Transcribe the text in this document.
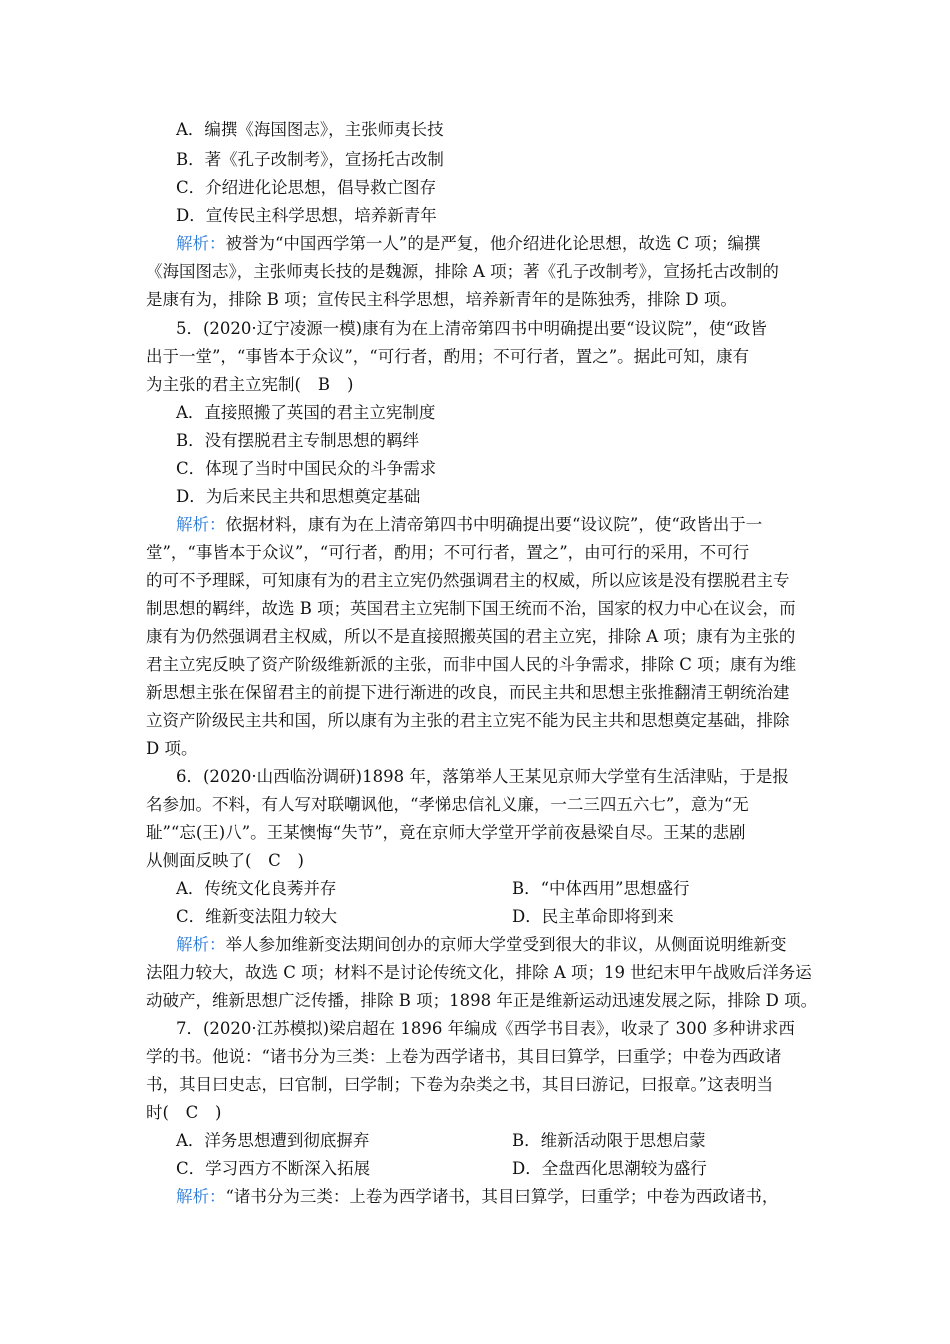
A．编撰《海国图志》，主张师夷长技
B．著《孔子改制考》，宣扬托古改制
C．介绍进化论思想，倡导救亡图存
D．宣传民主科学思想，培养新青年
解析：被誉为“中国西学第一人”的是严复，他介绍进化论思想，故选 C 项；编撰
《海国图志》，主张师夷长技的是魏源，排除 A 项；著《孔子改制考》，宣扬托古改制的
是康有为，排除 B 项；宣传民主科学思想，培养新青年的是陈独秀，排除 D 项。
5．(2020·辽宁凌源一模)康有为在上清帝第四书中明确提出要“设议院”，使“政皆
出于一堂”，“事皆本于众议”，“可行者，酌用；不可行者，置之”。据此可知，康有
为主张的君主立宪制( B )
A．直接照搬了英国的君主立宪制度
B．没有摆脱君主专制思想的羁绊
C．体现了当时中国民众的斗争需求
D．为后来民主共和思想奠定基础
解析：依据材料，康有为在上清帝第四书中明确提出要“设议院”，使“政皆出于一
堂”，“事皆本于众议”，“可行者，酌用；不可行者，置之”，由可行的采用，不可行
的可不予理睬，可知康有为的君主立宪仍然强调君主的权威，所以应该是没有摆脱君主专
制思想的羁绊，故选 B 项；英国君主立宪制下国王统而不治，国家的权力中心在议会，而
康有为仍然强调君主权威，所以不是直接照搬英国的君主立宪，排除 A 项；康有为主张的
君主立宪反映了资产阶级维新派的主张，而非中国人民的斗争需求，排除 C 项；康有为维
新思想主张在保留君主的前提下进行渐进的改良，而民主共和思想主张推翻清王朝统治建
立资产阶级民主共和国，所以康有为主张的君主立宪不能为民主共和思想奠定基础，排除
D 项。
6．(2020·山西临汾调研)1898 年，落第举人王某见京师大学堂有生活津贴，于是报
名参加。不料，有人写对联嘲讽他，“孝悌忠信礼义廉，一二三四五六七”，意为“无
耻”“忘(王)八”。王某懊悔“失节”，竟在京师大学堂开学前夜悬梁自尽。王某的悲剧
从侧面反映了( C )
A．传统文化良莠并存	B．“中体西用”思想盛行
C．维新变法阻力较大	D．民主革命即将到来
解析：举人参加维新变法期间创办的京师大学堂受到很大的非议，从侧面说明维新变
法阻力较大，故选 C 项；材料不是讨论传统文化，排除 A 项；19 世纪末甲午战败后洋务运
动破产，维新思想广泛传播，排除 B 项；1898 年正是维新运动迅速发展之际，排除 D 项。
7．(2020·江苏模拟)梁启超在 1896 年编成《西学书目表》，收录了 300 多种讲求西
学的书。他说：“诸书分为三类：上卷为西学诸书，其目曰算学，曰重学；中卷为西政诸
书，其目曰史志，曰官制，曰学制；下卷为杂类之书，其目曰游记，曰报章。”这表明当
时( C )
A．洋务思想遭到彻底摒弃	B．维新活动限于思想启蒙
C．学习西方不断深入拓展	D．全盘西化思潮较为盛行
解析：“诸书分为三类：上卷为西学诸书，其目曰算学，曰重学；中卷为西政诸书，
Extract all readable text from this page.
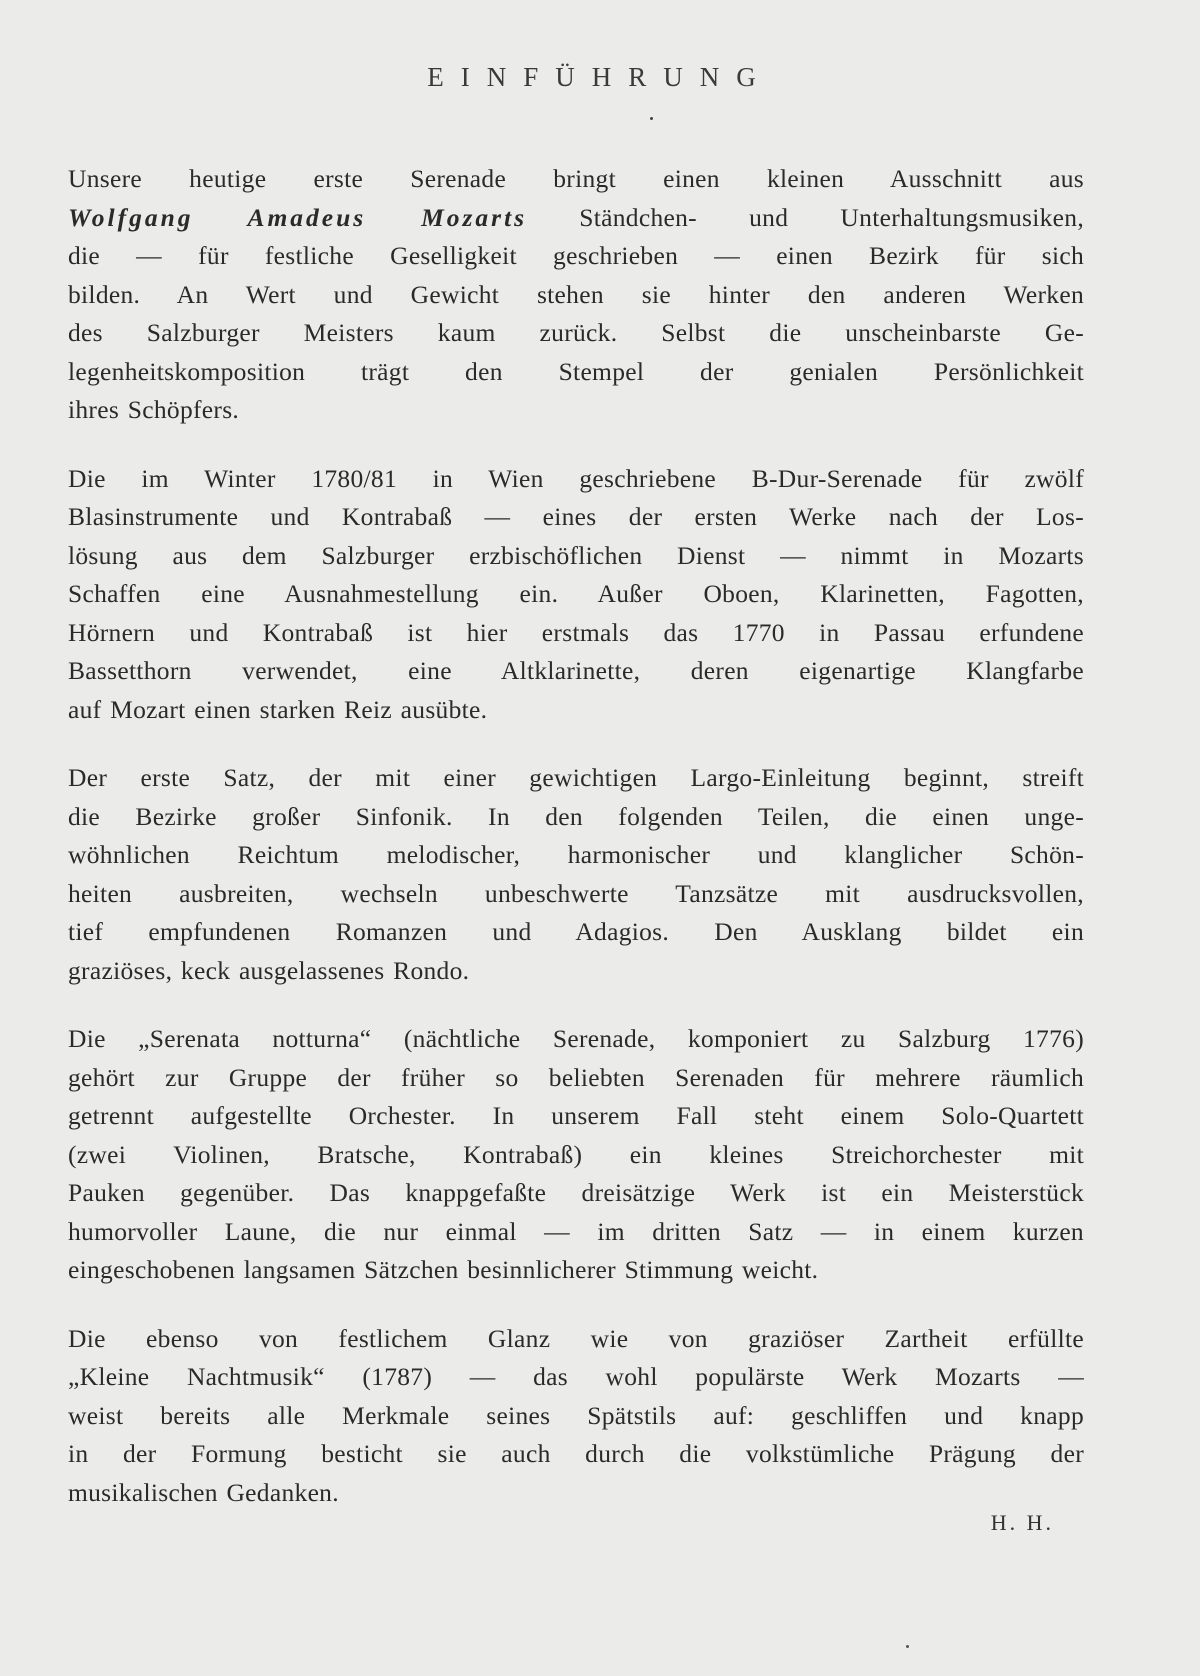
EINFÜHRUNG

Unsere heutige erste Serenade bringt einen kleinen Ausschnitt aus
Wolfgang Amadeus Mozarts Ständchen- und Unterhaltungsmusiken,
die — für festliche Geselligkeit geschrieben — einen Bezirk für sich
bilden. An Wert und Gewicht stehen sie hinter den anderen Werken
des Salzburger Meisters kaum zurück. Selbst die unscheinbarste Ge-
legenheitskomposition trägt den Stempel der genialen Persönlichkeit
ihres Schöpfers.

Die im Winter 1780/81 in Wien geschriebene B-Dur-Serenade für zwölf
Blasinstrumente und Kontrabaß — eines der ersten Werke nach der Los-
lösung aus dem Salzburger erzbischöflichen Dienst — nimmt in Mozarts
Schaffen eine Ausnahmestellung ein. Außer Oboen, Klarinetten, Fagotten,
Hörnern und Kontrabaß ist hier erstmals das 1770 in Passau erfundene
Bassetthorn verwendet, eine Altklarinette, deren eigenartige Klangfarbe
auf Mozart einen starken Reiz ausübte.

Der erste Satz, der mit einer gewichtigen Largo-Einleitung beginnt, streift
die Bezirke großer Sinfonik. In den folgenden Teilen, die einen unge-
wöhnlichen Reichtum melodischer, harmonischer und klanglicher Schön-
heiten ausbreiten, wechseln unbeschwerte Tanzsätze mit ausdrucksvollen,
tief empfundenen Romanzen und Adagios. Den Ausklang bildet ein
graziöses, keck ausgelassenes Rondo.

Die „Serenata notturna“ (nächtliche Serenade, komponiert zu Salzburg 1776)
gehört zur Gruppe der früher so beliebten Serenaden für mehrere räumlich
getrennt aufgestellte Orchester. In unserem Fall steht einem Solo-Quartett
(zwei Violinen, Bratsche, Kontrabaß) ein kleines Streichorchester mit
Pauken gegenüber. Das knappgefaßte dreisätzige Werk ist ein Meisterstück
humorvoller Laune, die nur einmal — im dritten Satz — in einem kurzen
eingeschobenen langsamen Sätzchen besinnlicherer Stimmung weicht.

Die ebenso von festlichem Glanz wie von graziöser Zartheit erfüllte
„Kleine Nachtmusik“ (1787) — das wohl populärste Werk Mozarts —
weist bereits alle Merkmale seines Spätstils auf: geschliffen und knapp
in der Formung besticht sie auch durch die volkstümliche Prägung der
musikalischen Gedanken.

H. H.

### Stated task
Extract the full listing exactly, with the pictures left out.

### Response
Transcribe the text in this document.
A．编撰《海国图志》，主张师夷长技
B．著《孔子改制考》，宣扬托古改制
C．介绍进化论思想，倡导救亡图存
D．宣传民主科学思想，培养新青年
解析：被誉为“中国西学第一人”的是严复，他介绍进化论思想，故选 C 项；编撰
《海国图志》，主张师夷长技的是魏源，排除 A 项；著《孔子改制考》，宣扬托古改制的
是康有为，排除 B 项；宣传民主科学思想，培养新青年的是陈独秀，排除 D 项。
5．(2020·辽宁凌源一模)康有为在上清帝第四书中明确提出要“设议院”，使“政皆
出于一堂”，“事皆本于众议”，“可行者，酌用；不可行者，置之”。据此可知，康有
为主张的君主立宪制( B )
A．直接照搬了英国的君主立宪制度
B．没有摆脱君主专制思想的羁绊
C．体现了当时中国民众的斗争需求
D．为后来民主共和思想奠定基础
解析：依据材料，康有为在上清帝第四书中明确提出要“设议院”，使“政皆出于一
堂”，“事皆本于众议”，“可行者，酌用；不可行者，置之”，由可行的采用，不可行
的可不予理睬，可知康有为的君主立宪仍然强调君主的权威，所以应该是没有摆脱君主专
制思想的羁绊，故选 B 项；英国君主立宪制下国王统而不治，国家的权力中心在议会，而
康有为仍然强调君主权威，所以不是直接照搬英国的君主立宪，排除 A 项；康有为主张的
君主立宪反映了资产阶级维新派的主张，而非中国人民的斗争需求，排除 C 项；康有为维
新思想主张在保留君主的前提下进行渐进的改良，而民主共和思想主张推翻清王朝统治建
立资产阶级民主共和国，所以康有为主张的君主立宪不能为民主共和思想奠定基础，排除
D 项。
6．(2020·山西临汾调研)1898 年，落第举人王某见京师大学堂有生活津贴，于是报
名参加。不料，有人写对联嘲讽他，“孝悌忠信礼义廉，一二三四五六七”，意为“无
耻”“忘(王)八”。王某懊悔“失节”，竟在京师大学堂开学前夜悬梁自尽。王某的悲剧
从侧面反映了( C )
A．传统文化良莠并存	B．“中体西用”思想盛行
C．维新变法阻力较大	D．民主革命即将到来
解析：举人参加维新变法期间创办的京师大学堂受到很大的非议，从侧面说明维新变
法阻力较大，故选 C 项；材料不是讨论传统文化，排除 A 项；19 世纪末甲午战败后洋务运
动破产，维新思想广泛传播，排除 B 项；1898 年正是维新运动迅速发展之际，排除 D 项。
7．(2020·江苏模拟)梁启超在 1896 年编成《西学书目表》，收录了 300 多种讲求西
学的书。他说：“诸书分为三类：上卷为西学诸书，其目曰算学，曰重学；中卷为西政诸
书，其目曰史志，曰官制，曰学制；下卷为杂类之书，其目曰游记，曰报章。”这表明当
时( C )
A．洋务思想遭到彻底摒弃	B．维新活动限于思想启蒙
C．学习西方不断深入拓展	D．全盘西化思潮较为盛行
解析：“诸书分为三类：上卷为西学诸书，其目曰算学，曰重学；中卷为西政诸书，
Extract all readable text from this page.
EINFÜHRUNG

Unsere heutige erste Serenade bringt einen kleinen Ausschnitt aus
Wolfgang Amadeus Mozarts Ständchen- und Unterhaltungsmusiken,
die — für festliche Geselligkeit geschrieben — einen Bezirk für sich
bilden. An Wert und Gewicht stehen sie hinter den anderen Werken
des Salzburger Meisters kaum zurück. Selbst die unscheinbarste Ge-
legenheitskomposition trägt den Stempel der genialen Persönlichkeit
ihres Schöpfers.

Die im Winter 1780/81 in Wien geschriebene B-Dur-Serenade für zwölf
Blasinstrumente und Kontrabaß — eines der ersten Werke nach der Los-
lösung aus dem Salzburger erzbischöflichen Dienst — nimmt in Mozarts
Schaffen eine Ausnahmestellung ein. Außer Oboen, Klarinetten, Fagotten,
Hörnern und Kontrabaß ist hier erstmals das 1770 in Passau erfundene
Bassetthorn verwendet, eine Altklarinette, deren eigenartige Klangfarbe
auf Mozart einen starken Reiz ausübte.

Der erste Satz, der mit einer gewichtigen Largo-Einleitung beginnt, streift
die Bezirke großer Sinfonik. In den folgenden Teilen, die einen unge-
wöhnlichen Reichtum melodischer, harmonischer und klanglicher Schön-
heiten ausbreiten, wechseln unbeschwerte Tanzsätze mit ausdrucksvollen,
tief empfundenen Romanzen und Adagios. Den Ausklang bildet ein
graziöses, keck ausgelassenes Rondo.

Die „Serenata notturna“ (nächtliche Serenade, komponiert zu Salzburg 1776)
gehört zur Gruppe der früher so beliebten Serenaden für mehrere räumlich
getrennt aufgestellte Orchester. In unserem Fall steht einem Solo-Quartett
(zwei Violinen, Bratsche, Kontrabaß) ein kleines Streichorchester mit
Pauken gegenüber. Das knappgefaßte dreisätzige Werk ist ein Meisterstück
humorvoller Laune, die nur einmal — im dritten Satz — in einem kurzen
eingeschobenen langsamen Sätzchen besinnlicherer Stimmung weicht.

Die ebenso von festlichem Glanz wie von graziöser Zartheit erfüllte
„Kleine Nachtmusik“ (1787) — das wohl populärste Werk Mozarts —
weist bereits alle Merkmale seines Spätstils auf: geschliffen und knapp
in der Formung besticht sie auch durch die volkstümliche Prägung der
musikalischen Gedanken.

H. H.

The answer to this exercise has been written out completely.